## Given exercise
Produce a verbatim copy of the entries listed below.

## Records to process
______________________________
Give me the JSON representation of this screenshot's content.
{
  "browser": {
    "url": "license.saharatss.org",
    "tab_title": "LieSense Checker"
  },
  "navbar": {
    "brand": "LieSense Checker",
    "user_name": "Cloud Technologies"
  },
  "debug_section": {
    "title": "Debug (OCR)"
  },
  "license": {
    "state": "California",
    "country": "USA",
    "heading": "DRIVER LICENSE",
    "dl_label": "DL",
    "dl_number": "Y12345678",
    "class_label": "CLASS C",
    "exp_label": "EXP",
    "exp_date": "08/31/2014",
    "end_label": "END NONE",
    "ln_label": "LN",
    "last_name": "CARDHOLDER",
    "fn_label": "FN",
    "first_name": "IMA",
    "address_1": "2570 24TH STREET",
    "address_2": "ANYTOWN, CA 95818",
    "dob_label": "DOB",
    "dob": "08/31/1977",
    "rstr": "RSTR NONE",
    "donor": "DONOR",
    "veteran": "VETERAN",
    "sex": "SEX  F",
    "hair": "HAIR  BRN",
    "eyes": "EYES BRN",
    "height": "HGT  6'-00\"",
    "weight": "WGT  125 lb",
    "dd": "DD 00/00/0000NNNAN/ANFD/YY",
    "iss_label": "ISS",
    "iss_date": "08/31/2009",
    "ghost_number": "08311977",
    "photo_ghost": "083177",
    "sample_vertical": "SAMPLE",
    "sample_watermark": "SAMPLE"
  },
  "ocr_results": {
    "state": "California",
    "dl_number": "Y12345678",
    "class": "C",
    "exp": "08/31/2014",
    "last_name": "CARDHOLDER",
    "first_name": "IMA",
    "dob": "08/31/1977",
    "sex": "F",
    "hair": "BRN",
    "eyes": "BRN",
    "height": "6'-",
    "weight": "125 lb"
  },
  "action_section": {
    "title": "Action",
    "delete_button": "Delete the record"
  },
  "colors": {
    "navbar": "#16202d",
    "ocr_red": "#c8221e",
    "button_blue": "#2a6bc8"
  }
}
______________________________
## Expected output
Give me the JSON representation of this screenshot's content.
{
  "browser": {
    "url": "license.saharatss.org",
    "tab_title": "LieSense Checker"
  },
  "navbar": {
    "brand": "LieSense Checker",
    "user_name": "Cloud Technologies"
  },
  "debug_section": {
    "title": "Debug (OCR)"
  },
  "license": {
    "state": "California",
    "country": "USA",
    "heading": "DRIVER LICENSE",
    "dl_label": "DL",
    "dl_number": "Y12345678",
    "class_label": "CLASS C",
    "exp_label": "EXP",
    "exp_date": "08/31/2014",
    "end_label": "END NONE",
    "ln_label": "LN",
    "last_name": "CARDHOLDER",
    "fn_label": "FN",
    "first_name": "IMA",
    "address_1": "2570 24TH STREET",
    "address_2": "ANYTOWN, CA 95818",
    "dob_label": "DOB",
    "dob": "08/31/1977",
    "rstr": "RSTR NONE",
    "donor": "DONOR",
    "veteran": "VETERAN",
    "sex": "SEX  F",
    "hair": "HAIR  BRN",
    "eyes": "EYES BRN",
    "height": "HGT  6'-00\"",
    "weight": "WGT  125 lb",
    "dd": "DD 00/00/0000NNNAN/ANFD/YY",
    "iss_label": "ISS",
    "iss_date": "08/31/2009",
    "ghost_number": "08311977",
    "photo_ghost": "083177",
    "sample_vertical": "SAMPLE",
    "sample_watermark": "SAMPLE"
  },
  "ocr_results": {
    "state": "California",
    "dl_number": "Y12345678",
    "class": "C",
    "exp": "08/31/2014",
    "last_name": "CARDHOLDER",
    "first_name": "IMA",
    "dob": "08/31/1977",
    "sex": "F",
    "hair": "BRN",
    "eyes": "BRN",
    "height": "6'-",
    "weight": "125 lb"
  },
  "action_section": {
    "title": "Action",
    "delete_button": "Delete the record"
  },
  "colors": {
    "navbar": "#16202d",
    "ocr_red": "#c8221e",
    "button_blue": "#2a6bc8"
  }
}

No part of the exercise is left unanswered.